Retype every entry in its entirety, without alteration.
◆ ◆ ◆ ◆
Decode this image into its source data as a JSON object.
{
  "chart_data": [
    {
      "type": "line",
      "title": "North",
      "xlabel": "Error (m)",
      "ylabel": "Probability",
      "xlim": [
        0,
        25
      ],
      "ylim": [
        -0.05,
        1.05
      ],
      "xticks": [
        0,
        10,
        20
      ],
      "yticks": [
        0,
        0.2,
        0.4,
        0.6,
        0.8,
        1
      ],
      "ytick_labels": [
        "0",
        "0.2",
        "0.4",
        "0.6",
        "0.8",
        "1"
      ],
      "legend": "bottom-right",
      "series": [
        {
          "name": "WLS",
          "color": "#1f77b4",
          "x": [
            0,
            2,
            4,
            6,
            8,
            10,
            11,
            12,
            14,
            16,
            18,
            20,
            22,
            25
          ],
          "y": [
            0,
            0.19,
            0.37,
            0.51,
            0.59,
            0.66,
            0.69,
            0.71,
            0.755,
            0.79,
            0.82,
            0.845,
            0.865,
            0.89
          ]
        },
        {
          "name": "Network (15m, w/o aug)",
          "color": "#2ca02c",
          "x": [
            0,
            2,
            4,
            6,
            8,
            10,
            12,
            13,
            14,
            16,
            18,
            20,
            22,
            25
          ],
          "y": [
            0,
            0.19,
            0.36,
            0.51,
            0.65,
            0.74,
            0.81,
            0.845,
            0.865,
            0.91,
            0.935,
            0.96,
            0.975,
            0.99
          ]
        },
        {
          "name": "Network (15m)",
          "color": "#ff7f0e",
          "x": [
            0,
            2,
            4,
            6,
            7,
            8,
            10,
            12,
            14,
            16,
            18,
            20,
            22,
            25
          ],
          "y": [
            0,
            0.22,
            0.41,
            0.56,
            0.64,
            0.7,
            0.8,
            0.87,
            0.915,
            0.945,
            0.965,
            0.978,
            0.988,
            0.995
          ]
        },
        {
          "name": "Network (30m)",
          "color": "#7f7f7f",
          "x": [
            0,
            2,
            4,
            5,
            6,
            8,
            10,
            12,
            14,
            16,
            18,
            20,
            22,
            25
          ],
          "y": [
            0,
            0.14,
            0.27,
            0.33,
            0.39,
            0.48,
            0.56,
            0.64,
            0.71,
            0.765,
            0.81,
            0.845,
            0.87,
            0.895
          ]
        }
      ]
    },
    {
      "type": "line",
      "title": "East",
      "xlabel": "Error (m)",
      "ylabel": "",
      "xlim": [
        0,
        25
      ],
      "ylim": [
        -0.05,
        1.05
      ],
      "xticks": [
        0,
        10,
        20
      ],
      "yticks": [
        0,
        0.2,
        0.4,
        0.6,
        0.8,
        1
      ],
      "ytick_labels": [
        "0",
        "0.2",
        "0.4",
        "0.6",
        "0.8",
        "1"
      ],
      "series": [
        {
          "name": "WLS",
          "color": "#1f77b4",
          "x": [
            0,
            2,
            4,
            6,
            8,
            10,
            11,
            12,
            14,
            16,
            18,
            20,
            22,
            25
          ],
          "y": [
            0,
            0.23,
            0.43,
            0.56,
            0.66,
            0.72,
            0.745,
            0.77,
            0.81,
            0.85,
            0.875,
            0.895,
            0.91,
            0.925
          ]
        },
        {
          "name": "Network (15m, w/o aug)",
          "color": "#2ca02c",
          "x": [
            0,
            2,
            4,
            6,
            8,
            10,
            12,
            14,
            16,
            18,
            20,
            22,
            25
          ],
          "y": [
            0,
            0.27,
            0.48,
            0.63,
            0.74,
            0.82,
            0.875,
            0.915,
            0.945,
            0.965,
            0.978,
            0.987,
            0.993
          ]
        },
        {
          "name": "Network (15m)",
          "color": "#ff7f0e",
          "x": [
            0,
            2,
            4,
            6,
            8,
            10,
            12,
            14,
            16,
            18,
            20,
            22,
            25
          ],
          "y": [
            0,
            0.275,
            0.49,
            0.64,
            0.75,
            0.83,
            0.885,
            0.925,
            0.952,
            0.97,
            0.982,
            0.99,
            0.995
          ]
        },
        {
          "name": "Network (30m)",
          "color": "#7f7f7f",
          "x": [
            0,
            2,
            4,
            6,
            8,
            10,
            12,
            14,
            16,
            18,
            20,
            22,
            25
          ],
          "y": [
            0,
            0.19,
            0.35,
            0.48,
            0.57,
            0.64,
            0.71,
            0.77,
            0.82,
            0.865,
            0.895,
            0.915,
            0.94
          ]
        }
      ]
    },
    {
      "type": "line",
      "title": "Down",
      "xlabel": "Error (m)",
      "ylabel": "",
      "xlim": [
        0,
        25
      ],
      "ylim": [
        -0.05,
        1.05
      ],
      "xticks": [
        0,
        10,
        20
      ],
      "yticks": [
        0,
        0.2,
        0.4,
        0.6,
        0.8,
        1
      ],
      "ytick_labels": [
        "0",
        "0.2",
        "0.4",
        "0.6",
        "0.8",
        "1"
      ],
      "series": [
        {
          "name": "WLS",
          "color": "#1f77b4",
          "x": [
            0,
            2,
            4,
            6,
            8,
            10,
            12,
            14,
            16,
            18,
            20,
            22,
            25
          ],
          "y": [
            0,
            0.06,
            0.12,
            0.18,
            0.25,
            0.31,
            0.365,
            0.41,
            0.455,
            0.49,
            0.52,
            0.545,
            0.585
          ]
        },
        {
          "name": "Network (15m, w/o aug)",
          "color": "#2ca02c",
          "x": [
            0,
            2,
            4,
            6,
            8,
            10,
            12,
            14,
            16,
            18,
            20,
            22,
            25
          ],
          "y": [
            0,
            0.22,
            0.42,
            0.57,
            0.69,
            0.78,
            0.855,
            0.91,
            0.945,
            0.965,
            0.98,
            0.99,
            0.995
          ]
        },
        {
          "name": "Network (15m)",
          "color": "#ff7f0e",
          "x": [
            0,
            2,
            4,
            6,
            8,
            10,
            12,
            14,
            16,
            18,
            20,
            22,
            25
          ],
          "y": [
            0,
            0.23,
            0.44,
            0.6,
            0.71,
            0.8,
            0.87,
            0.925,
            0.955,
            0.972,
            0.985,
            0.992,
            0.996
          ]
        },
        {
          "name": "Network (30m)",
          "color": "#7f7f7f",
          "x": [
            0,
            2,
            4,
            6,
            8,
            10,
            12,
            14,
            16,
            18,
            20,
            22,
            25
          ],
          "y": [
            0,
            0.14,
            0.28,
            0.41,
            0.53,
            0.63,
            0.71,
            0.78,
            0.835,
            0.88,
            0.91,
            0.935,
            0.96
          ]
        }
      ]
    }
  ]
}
◆ ◆ ◆ ◆
REPLY —
Decode this image into its source data as a JSON object.
{
  "chart_data": [
    {
      "type": "line",
      "title": "North",
      "xlabel": "Error (m)",
      "ylabel": "Probability",
      "xlim": [
        0,
        25
      ],
      "ylim": [
        -0.05,
        1.05
      ],
      "xticks": [
        0,
        10,
        20
      ],
      "yticks": [
        0,
        0.2,
        0.4,
        0.6,
        0.8,
        1
      ],
      "ytick_labels": [
        "0",
        "0.2",
        "0.4",
        "0.6",
        "0.8",
        "1"
      ],
      "legend": "bottom-right",
      "series": [
        {
          "name": "WLS",
          "color": "#1f77b4",
          "x": [
            0,
            2,
            4,
            6,
            8,
            10,
            11,
            12,
            14,
            16,
            18,
            20,
            22,
            25
          ],
          "y": [
            0,
            0.19,
            0.37,
            0.51,
            0.59,
            0.66,
            0.69,
            0.71,
            0.755,
            0.79,
            0.82,
            0.845,
            0.865,
            0.89
          ]
        },
        {
          "name": "Network (15m, w/o aug)",
          "color": "#2ca02c",
          "x": [
            0,
            2,
            4,
            6,
            8,
            10,
            12,
            13,
            14,
            16,
            18,
            20,
            22,
            25
          ],
          "y": [
            0,
            0.19,
            0.36,
            0.51,
            0.65,
            0.74,
            0.81,
            0.845,
            0.865,
            0.91,
            0.935,
            0.96,
            0.975,
            0.99
          ]
        },
        {
          "name": "Network (15m)",
          "color": "#ff7f0e",
          "x": [
            0,
            2,
            4,
            6,
            7,
            8,
            10,
            12,
            14,
            16,
            18,
            20,
            22,
            25
          ],
          "y": [
            0,
            0.22,
            0.41,
            0.56,
            0.64,
            0.7,
            0.8,
            0.87,
            0.915,
            0.945,
            0.965,
            0.978,
            0.988,
            0.995
          ]
        },
        {
          "name": "Network (30m)",
          "color": "#7f7f7f",
          "x": [
            0,
            2,
            4,
            5,
            6,
            8,
            10,
            12,
            14,
            16,
            18,
            20,
            22,
            25
          ],
          "y": [
            0,
            0.14,
            0.27,
            0.33,
            0.39,
            0.48,
            0.56,
            0.64,
            0.71,
            0.765,
            0.81,
            0.845,
            0.87,
            0.895
          ]
        }
      ]
    },
    {
      "type": "line",
      "title": "East",
      "xlabel": "Error (m)",
      "ylabel": "",
      "xlim": [
        0,
        25
      ],
      "ylim": [
        -0.05,
        1.05
      ],
      "xticks": [
        0,
        10,
        20
      ],
      "yticks": [
        0,
        0.2,
        0.4,
        0.6,
        0.8,
        1
      ],
      "ytick_labels": [
        "0",
        "0.2",
        "0.4",
        "0.6",
        "0.8",
        "1"
      ],
      "series": [
        {
          "name": "WLS",
          "color": "#1f77b4",
          "x": [
            0,
            2,
            4,
            6,
            8,
            10,
            11,
            12,
            14,
            16,
            18,
            20,
            22,
            25
          ],
          "y": [
            0,
            0.23,
            0.43,
            0.56,
            0.66,
            0.72,
            0.745,
            0.77,
            0.81,
            0.85,
            0.875,
            0.895,
            0.91,
            0.925
          ]
        },
        {
          "name": "Network (15m, w/o aug)",
          "color": "#2ca02c",
          "x": [
            0,
            2,
            4,
            6,
            8,
            10,
            12,
            14,
            16,
            18,
            20,
            22,
            25
          ],
          "y": [
            0,
            0.27,
            0.48,
            0.63,
            0.74,
            0.82,
            0.875,
            0.915,
            0.945,
            0.965,
            0.978,
            0.987,
            0.993
          ]
        },
        {
          "name": "Network (15m)",
          "color": "#ff7f0e",
          "x": [
            0,
            2,
            4,
            6,
            8,
            10,
            12,
            14,
            16,
            18,
            20,
            22,
            25
          ],
          "y": [
            0,
            0.275,
            0.49,
            0.64,
            0.75,
            0.83,
            0.885,
            0.925,
            0.952,
            0.97,
            0.982,
            0.99,
            0.995
          ]
        },
        {
          "name": "Network (30m)",
          "color": "#7f7f7f",
          "x": [
            0,
            2,
            4,
            6,
            8,
            10,
            12,
            14,
            16,
            18,
            20,
            22,
            25
          ],
          "y": [
            0,
            0.19,
            0.35,
            0.48,
            0.57,
            0.64,
            0.71,
            0.77,
            0.82,
            0.865,
            0.895,
            0.915,
            0.94
          ]
        }
      ]
    },
    {
      "type": "line",
      "title": "Down",
      "xlabel": "Error (m)",
      "ylabel": "",
      "xlim": [
        0,
        25
      ],
      "ylim": [
        -0.05,
        1.05
      ],
      "xticks": [
        0,
        10,
        20
      ],
      "yticks": [
        0,
        0.2,
        0.4,
        0.6,
        0.8,
        1
      ],
      "ytick_labels": [
        "0",
        "0.2",
        "0.4",
        "0.6",
        "0.8",
        "1"
      ],
      "series": [
        {
          "name": "WLS",
          "color": "#1f77b4",
          "x": [
            0,
            2,
            4,
            6,
            8,
            10,
            12,
            14,
            16,
            18,
            20,
            22,
            25
          ],
          "y": [
            0,
            0.06,
            0.12,
            0.18,
            0.25,
            0.31,
            0.365,
            0.41,
            0.455,
            0.49,
            0.52,
            0.545,
            0.585
          ]
        },
        {
          "name": "Network (15m, w/o aug)",
          "color": "#2ca02c",
          "x": [
            0,
            2,
            4,
            6,
            8,
            10,
            12,
            14,
            16,
            18,
            20,
            22,
            25
          ],
          "y": [
            0,
            0.22,
            0.42,
            0.57,
            0.69,
            0.78,
            0.855,
            0.91,
            0.945,
            0.965,
            0.98,
            0.99,
            0.995
          ]
        },
        {
          "name": "Network (15m)",
          "color": "#ff7f0e",
          "x": [
            0,
            2,
            4,
            6,
            8,
            10,
            12,
            14,
            16,
            18,
            20,
            22,
            25
          ],
          "y": [
            0,
            0.23,
            0.44,
            0.6,
            0.71,
            0.8,
            0.87,
            0.925,
            0.955,
            0.972,
            0.985,
            0.992,
            0.996
          ]
        },
        {
          "name": "Network (30m)",
          "color": "#7f7f7f",
          "x": [
            0,
            2,
            4,
            6,
            8,
            10,
            12,
            14,
            16,
            18,
            20,
            22,
            25
          ],
          "y": [
            0,
            0.14,
            0.28,
            0.41,
            0.53,
            0.63,
            0.71,
            0.78,
            0.835,
            0.88,
            0.91,
            0.935,
            0.96
          ]
        }
      ]
    }
  ]
}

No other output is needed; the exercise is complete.